──────── DATA RECORDS ────────

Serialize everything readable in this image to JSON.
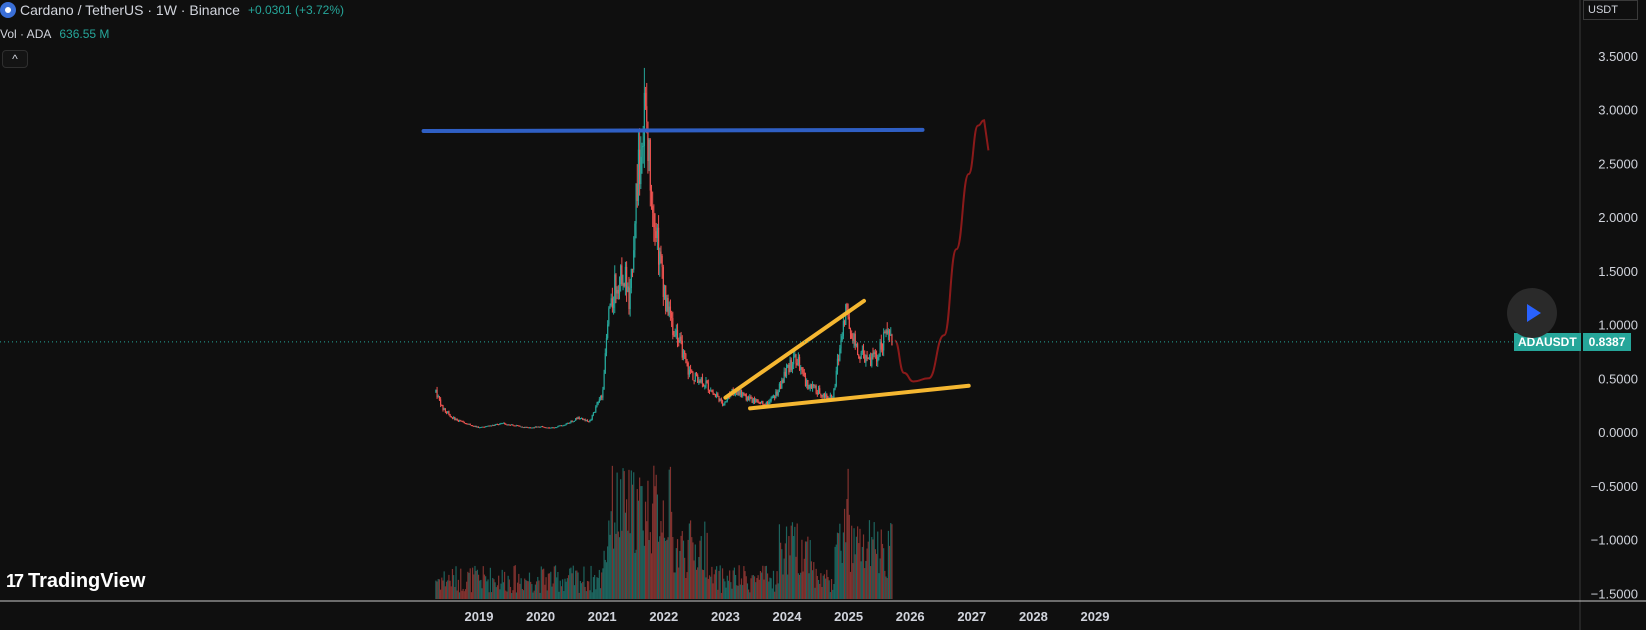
{
  "header": {
    "symbol_title": "Cardano / TetherUS · 1W · Binance",
    "change": "+0.0301 (+3.72%)",
    "vol_label": "Vol · ADA",
    "vol_value": "636.55 M",
    "collapse_glyph": "^"
  },
  "price_axis": {
    "currency": "USDT",
    "tick_labels": [
      "3.5000",
      "3.0000",
      "2.5000",
      "2.0000",
      "1.5000",
      "1.0000",
      "0.5000",
      "0.0000",
      "−0.5000",
      "−1.0000",
      "−1.5000"
    ],
    "ticks": [
      3.5,
      3.0,
      2.5,
      2.0,
      1.5,
      1.0,
      0.5,
      0.0,
      -0.5,
      -1.0,
      -1.5
    ]
  },
  "time_axis": {
    "labels": [
      "2019",
      "2020",
      "2021",
      "2022",
      "2023",
      "2024",
      "2025",
      "2026",
      "2027",
      "2028",
      "2029"
    ]
  },
  "last_price": {
    "symbol": "ADAUSDT",
    "value": "0.8387",
    "price": 0.8387
  },
  "logo": {
    "text": "TradingView",
    "mark": "17"
  },
  "colors": {
    "background": "#0f0f0f",
    "up": "#26a69a",
    "down": "#ef5350",
    "resistance_line": "#2f5fc4",
    "wedge_lines": "#f5b731",
    "projection": "#8b1a1a",
    "play_icon": "#2962ff"
  },
  "icons": {
    "play": "play-icon",
    "symbol": "cardano-icon",
    "logo": "tradingview-logo"
  },
  "chart_data": {
    "type": "line",
    "title": "Cardano / TetherUS · 1W · Binance",
    "xlabel": "",
    "ylabel": "USDT",
    "ylim": [
      -1.5,
      3.7
    ],
    "x_range": [
      2018.3,
      2029.5
    ],
    "grid": false,
    "series": [
      {
        "name": "ADAUSDT",
        "points": [
          [
            2018.3,
            0.37
          ],
          [
            2018.4,
            0.23
          ],
          [
            2018.6,
            0.12
          ],
          [
            2018.8,
            0.08
          ],
          [
            2019.0,
            0.04
          ],
          [
            2019.2,
            0.06
          ],
          [
            2019.4,
            0.08
          ],
          [
            2019.6,
            0.06
          ],
          [
            2019.8,
            0.04
          ],
          [
            2020.0,
            0.05
          ],
          [
            2020.2,
            0.04
          ],
          [
            2020.4,
            0.07
          ],
          [
            2020.6,
            0.13
          ],
          [
            2020.8,
            0.1
          ],
          [
            2021.0,
            0.35
          ],
          [
            2021.1,
            1.05
          ],
          [
            2021.2,
            1.35
          ],
          [
            2021.35,
            1.5
          ],
          [
            2021.45,
            1.2
          ],
          [
            2021.55,
            2.2
          ],
          [
            2021.68,
            2.95
          ],
          [
            2021.8,
            2.3
          ],
          [
            2021.9,
            1.75
          ],
          [
            2022.0,
            1.3
          ],
          [
            2022.1,
            1.05
          ],
          [
            2022.25,
            0.85
          ],
          [
            2022.4,
            0.55
          ],
          [
            2022.6,
            0.48
          ],
          [
            2022.8,
            0.38
          ],
          [
            2022.95,
            0.26
          ],
          [
            2023.1,
            0.38
          ],
          [
            2023.25,
            0.36
          ],
          [
            2023.4,
            0.3
          ],
          [
            2023.55,
            0.28
          ],
          [
            2023.7,
            0.26
          ],
          [
            2023.85,
            0.38
          ],
          [
            2024.0,
            0.58
          ],
          [
            2024.15,
            0.7
          ],
          [
            2024.3,
            0.45
          ],
          [
            2024.45,
            0.4
          ],
          [
            2024.6,
            0.34
          ],
          [
            2024.75,
            0.33
          ],
          [
            2024.88,
            0.9
          ],
          [
            2024.95,
            1.1
          ],
          [
            2025.05,
            0.95
          ],
          [
            2025.15,
            0.75
          ],
          [
            2025.3,
            0.65
          ],
          [
            2025.45,
            0.7
          ],
          [
            2025.6,
            0.9
          ],
          [
            2025.72,
            0.84
          ]
        ]
      }
    ],
    "volume_bars_visible": true,
    "drawings": {
      "resistance": {
        "from": [
          2018.1,
          2.8
        ],
        "to": [
          2026.2,
          2.81
        ]
      },
      "wedge_upper": {
        "from": [
          2023.0,
          0.32
        ],
        "to": [
          2025.25,
          1.22
        ]
      },
      "wedge_lower": {
        "from": [
          2023.4,
          0.22
        ],
        "to": [
          2026.95,
          0.43
        ]
      },
      "projection": [
        [
          2025.75,
          0.85
        ],
        [
          2025.9,
          0.55
        ],
        [
          2026.05,
          0.47
        ],
        [
          2026.3,
          0.5
        ],
        [
          2026.55,
          0.9
        ],
        [
          2026.75,
          1.7
        ],
        [
          2026.95,
          2.4
        ],
        [
          2027.1,
          2.85
        ],
        [
          2027.2,
          2.9
        ]
      ]
    }
  }
}
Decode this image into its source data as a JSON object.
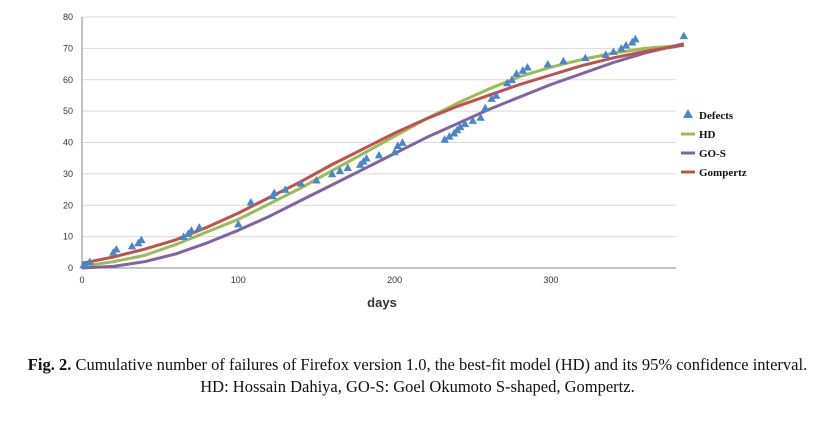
{
  "chart_data": {
    "type": "line",
    "title": "",
    "xlabel": "days",
    "ylabel": "",
    "xlim": [
      0,
      380
    ],
    "ylim": [
      0,
      80
    ],
    "x_ticks": [
      0,
      100,
      200,
      300
    ],
    "y_ticks": [
      0,
      10,
      20,
      30,
      40,
      50,
      60,
      70,
      80
    ],
    "grid": true,
    "legend_position": "right",
    "series": [
      {
        "name": "Defects",
        "kind": "scatter",
        "marker": "triangle",
        "color": "#4a86c8",
        "points": [
          [
            1,
            1
          ],
          [
            2,
            1
          ],
          [
            5,
            2
          ],
          [
            20,
            5
          ],
          [
            22,
            6
          ],
          [
            32,
            7
          ],
          [
            36,
            8
          ],
          [
            38,
            9
          ],
          [
            65,
            10
          ],
          [
            68,
            11
          ],
          [
            70,
            12
          ],
          [
            75,
            13
          ],
          [
            100,
            14
          ],
          [
            108,
            21
          ],
          [
            122,
            23
          ],
          [
            123,
            24
          ],
          [
            130,
            25
          ],
          [
            140,
            27
          ],
          [
            150,
            28
          ],
          [
            160,
            30
          ],
          [
            165,
            31
          ],
          [
            170,
            32
          ],
          [
            178,
            33
          ],
          [
            180,
            34
          ],
          [
            182,
            35
          ],
          [
            190,
            36
          ],
          [
            200,
            37
          ],
          [
            202,
            39
          ],
          [
            205,
            40
          ],
          [
            232,
            41
          ],
          [
            235,
            42
          ],
          [
            238,
            43
          ],
          [
            240,
            44
          ],
          [
            242,
            45
          ],
          [
            245,
            46
          ],
          [
            250,
            47
          ],
          [
            255,
            48
          ],
          [
            258,
            51
          ],
          [
            262,
            54
          ],
          [
            265,
            55
          ],
          [
            272,
            59
          ],
          [
            275,
            60
          ],
          [
            278,
            62
          ],
          [
            282,
            63
          ],
          [
            285,
            64
          ],
          [
            298,
            65
          ],
          [
            308,
            66
          ],
          [
            322,
            67
          ],
          [
            335,
            68
          ],
          [
            340,
            69
          ],
          [
            345,
            70
          ],
          [
            348,
            71
          ],
          [
            352,
            72
          ],
          [
            354,
            73
          ],
          [
            385,
            74
          ]
        ]
      },
      {
        "name": "HD",
        "kind": "line",
        "color": "#9bbb59",
        "points": [
          [
            0,
            0.5
          ],
          [
            20,
            2
          ],
          [
            40,
            4
          ],
          [
            60,
            7.5
          ],
          [
            80,
            11.5
          ],
          [
            100,
            15.5
          ],
          [
            120,
            20.5
          ],
          [
            140,
            25.5
          ],
          [
            160,
            31
          ],
          [
            180,
            36.5
          ],
          [
            200,
            42
          ],
          [
            220,
            47.5
          ],
          [
            240,
            52.5
          ],
          [
            260,
            57
          ],
          [
            280,
            61
          ],
          [
            300,
            64
          ],
          [
            320,
            66.5
          ],
          [
            340,
            68.5
          ],
          [
            360,
            70
          ],
          [
            385,
            71
          ]
        ]
      },
      {
        "name": "GO-S",
        "kind": "line",
        "color": "#8064a2",
        "points": [
          [
            0,
            0
          ],
          [
            20,
            0.5
          ],
          [
            40,
            2
          ],
          [
            60,
            4.5
          ],
          [
            80,
            8
          ],
          [
            100,
            12
          ],
          [
            120,
            16.5
          ],
          [
            140,
            21.5
          ],
          [
            160,
            26.5
          ],
          [
            180,
            31.5
          ],
          [
            200,
            36.5
          ],
          [
            220,
            41.5
          ],
          [
            240,
            46
          ],
          [
            260,
            50.5
          ],
          [
            280,
            54.5
          ],
          [
            300,
            58.5
          ],
          [
            320,
            62
          ],
          [
            340,
            65.5
          ],
          [
            360,
            68.5
          ],
          [
            385,
            71.5
          ]
        ]
      },
      {
        "name": "Gompertz",
        "kind": "line",
        "color": "#c0504d",
        "points": [
          [
            0,
            1.5
          ],
          [
            20,
            3.5
          ],
          [
            40,
            6
          ],
          [
            60,
            9
          ],
          [
            80,
            13
          ],
          [
            100,
            17.5
          ],
          [
            120,
            22.5
          ],
          [
            140,
            27.5
          ],
          [
            160,
            33
          ],
          [
            180,
            38
          ],
          [
            200,
            43
          ],
          [
            220,
            47.5
          ],
          [
            240,
            51.5
          ],
          [
            260,
            55
          ],
          [
            280,
            58.5
          ],
          [
            300,
            61.5
          ],
          [
            320,
            64.5
          ],
          [
            340,
            67
          ],
          [
            360,
            69
          ],
          [
            385,
            71
          ]
        ]
      }
    ]
  },
  "caption": {
    "label": "Fig. 2.",
    "text": " Cumulative number of failures of Firefox version 1.0, the best-fit model (HD) and its 95% confidence interval. HD: Hossain Dahiya, GO-S: Goel Okumoto S-shaped, Gompertz."
  }
}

────────

● **WRITTEN EXERCISE**: Report each line of the material above where the word "TetherUS" appears.

● **RIGHT ANSWER**:
    "symbol_title": "Cardano / TetherUS · 1W · Binance",
    "title": "Cardano / TetherUS · 1W · Binance",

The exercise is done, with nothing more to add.